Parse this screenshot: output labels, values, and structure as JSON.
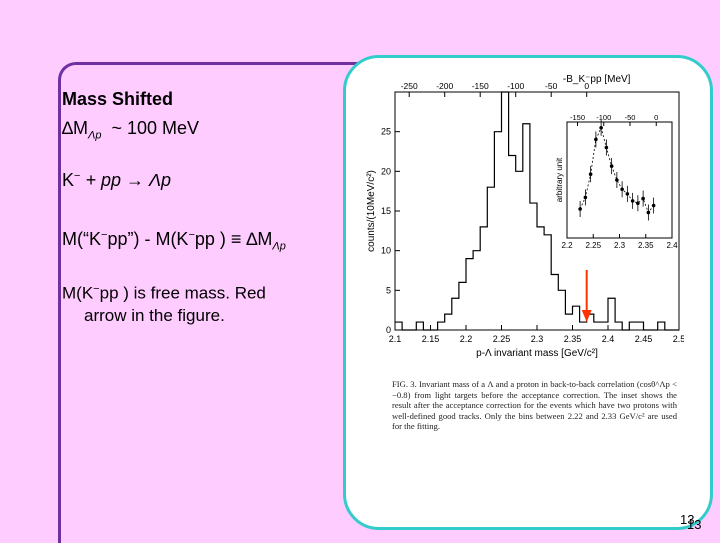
{
  "text": {
    "mass_shifted": "Mass Shifted",
    "delta_m_prefix": "∆M",
    "delta_m_sub": "Λp",
    "delta_m_value": "~ 100 MeV",
    "reaction_k": "K",
    "reaction_k_sup": "−",
    "reaction_rest": "+ pp → Λp",
    "m_eq_a": "M(“K",
    "m_eq_a_sup": "−",
    "m_eq_b": "pp”) - M(K",
    "m_eq_b_sup": "−",
    "m_eq_c": "pp ) ≡ ∆M",
    "m_eq_sub": "Λp",
    "free_a": "M(K",
    "free_a_sup": "−",
    "free_b": "pp ) is free mass. Red",
    "free_c": "arrow in the figure.",
    "caption": "FIG. 3. Invariant mass of a Λ and a proton in back-to-back correlation (cosθ^Λp < −0.8) from light targets before the acceptance correction. The inset shows the result after the acceptance correction for the events which have two protons with well-defined good tracks. Only the bins between 2.22 and 2.33 GeV/c² are used for the fitting.",
    "page_number": "13",
    "page_number_shadow": "13"
  },
  "chart_data": {
    "type": "bar",
    "xlabel": "p-Λ invariant mass [GeV/c²]",
    "ylabel": "counts/(10MeV/c²)",
    "top_axis_label": "-B_K⁻pp [MeV]",
    "xlim": [
      2.1,
      2.5
    ],
    "ylim": [
      0,
      30
    ],
    "x_ticks": [
      "2.1",
      "2.15",
      "2.2",
      "2.25",
      "2.3",
      "2.35",
      "2.4",
      "2.45",
      "2.5"
    ],
    "y_ticks": [
      "0",
      "5",
      "10",
      "15",
      "20",
      "25"
    ],
    "top_ticks": [
      "-250",
      "-200",
      "-150",
      "-100",
      "-50",
      "0"
    ],
    "bin_edges": [
      2.1,
      2.11,
      2.12,
      2.13,
      2.14,
      2.15,
      2.16,
      2.17,
      2.18,
      2.19,
      2.2,
      2.21,
      2.22,
      2.23,
      2.24,
      2.25,
      2.26,
      2.27,
      2.28,
      2.29,
      2.3,
      2.31,
      2.32,
      2.33,
      2.34,
      2.35,
      2.36,
      2.37,
      2.38,
      2.39,
      2.4,
      2.41,
      2.42,
      2.43,
      2.44,
      2.45,
      2.46,
      2.47,
      2.48,
      2.49,
      2.5
    ],
    "counts": [
      1,
      0,
      0,
      1,
      0,
      0,
      1,
      2,
      4,
      6,
      9,
      10,
      13,
      18,
      25,
      30,
      22,
      20,
      26,
      16,
      13,
      12,
      7,
      5,
      2,
      3,
      1,
      2,
      1,
      1,
      4,
      1,
      0,
      1,
      1,
      0,
      0,
      1,
      0,
      0
    ],
    "arrow_x": 2.37,
    "arrow_color": "#ff3300",
    "inset": {
      "ylabel": "arbitrary unit",
      "x_ticks": [
        "2.2",
        "2.25",
        "2.3",
        "2.35",
        "2.4"
      ],
      "top_ticks": [
        "-150",
        "-100",
        "-50",
        "0"
      ],
      "xlim": [
        2.2,
        2.4
      ],
      "points_x": [
        2.225,
        2.235,
        2.245,
        2.255,
        2.265,
        2.275,
        2.285,
        2.295,
        2.305,
        2.315,
        2.325,
        2.335,
        2.345,
        2.355,
        2.365
      ],
      "points_y": [
        0.25,
        0.35,
        0.55,
        0.85,
        0.95,
        0.78,
        0.62,
        0.5,
        0.42,
        0.38,
        0.32,
        0.3,
        0.34,
        0.22,
        0.28
      ]
    }
  }
}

Exercise instructions: Filter the records for lines holding the string "inset". Copy each one.

Completed exercise:
    "caption": "FIG. 3. Invariant mass of a Λ and a proton in back-to-back correlation (cosθ^Λp < −0.8) from light targets before the acceptance correction. The inset shows the result after the acceptance correction for the events which have two protons with well-defined good tracks. Only the bins between 2.22 and 2.33 GeV/c² are used for the fitting.",
    "inset": {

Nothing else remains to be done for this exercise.